- **Work to complete**:
Below is a listing to transcribe in full and exactly; keep the pictures out.

— START Extracted material —

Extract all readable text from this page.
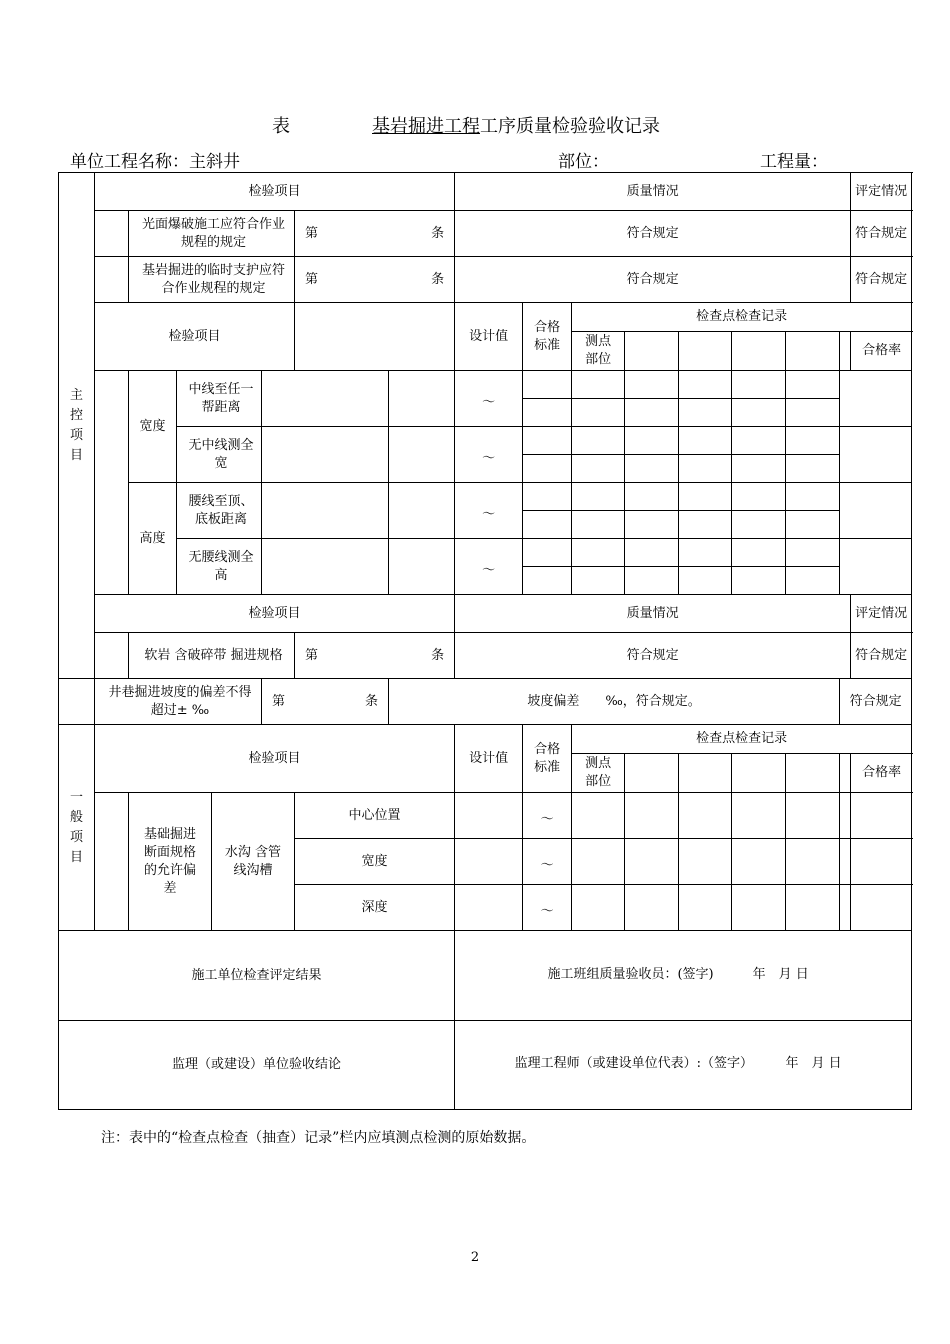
表	基岩掘进工程工序质量检验验收记录
单位工程名称：主斜井	部位：	工程量：
主控项目	检验项目							质量情况								评定情况
		光面爆破施工应符合作业规程的规定				第 条		符合规定								符合规定
		基岩掘进的临时支护应符合作业规程的规定				第 条		符合规定								符合规定
	检验项目							设计值	合格标准	检查点检查记录						
										测点部位						合格率
		宽度	中线至任一帮距离					～								

			无中线测全宽					～								

		高度	腰线至顶、底板距离					～								

			无腰线测全高					～								

	检验项目							质量情况								评定情况
		软岩 含破碎带 掘进规格				第 条		符合规定								符合规定
	井巷掘进坡度的偏差不得超过± ‰				第 条		坡度偏差　　‰，符合规定。								符合规定	
一般项目	检验项目							设计值	合格标准	检查点检查记录						
										测点部位						合格率
		基础掘进断面规格的允许偏差		水沟 含管线沟槽		中心位置			～							
						宽度			～							
						深度			～							
施工单位检查评定结果								施工班组质量验收员：(签字)　　　年　月 日								
监理（或建设）单位验收结论								监理工程师（或建设单位代表）:（签字）　　　年　月 日								
注：表中的“检查点检查（抽查）记录”栏内应填测点检测的原始数据。
2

— END Extracted material —

- **Response**:
Extract all readable text from this page.
表	基岩掘进工程工序质量检验验收记录
单位工程名称：主斜井	部位：	工程量：
主控项目	检验项目							质量情况								评定情况
		光面爆破施工应符合作业规程的规定				第 条		符合规定								符合规定
		基岩掘进的临时支护应符合作业规程的规定				第 条		符合规定								符合规定
	检验项目							设计值	合格标准	检查点检查记录						
										测点部位						合格率
		宽度	中线至任一帮距离					～								

			无中线测全宽					～								

		高度	腰线至顶、底板距离					～								

			无腰线测全高					～								

	检验项目							质量情况								评定情况
		软岩 含破碎带 掘进规格				第 条		符合规定								符合规定
	井巷掘进坡度的偏差不得超过± ‰				第 条		坡度偏差　　‰，符合规定。								符合规定	
一般项目	检验项目							设计值	合格标准	检查点检查记录						
										测点部位						合格率
		基础掘进断面规格的允许偏差		水沟 含管线沟槽		中心位置			～							
						宽度			～							
						深度			～							
施工单位检查评定结果								施工班组质量验收员：(签字)　　　年　月 日								
监理（或建设）单位验收结论								监理工程师（或建设单位代表）:（签字）　　　年　月 日								
注：表中的“检查点检查（抽查）记录”栏内应填测点检测的原始数据。
2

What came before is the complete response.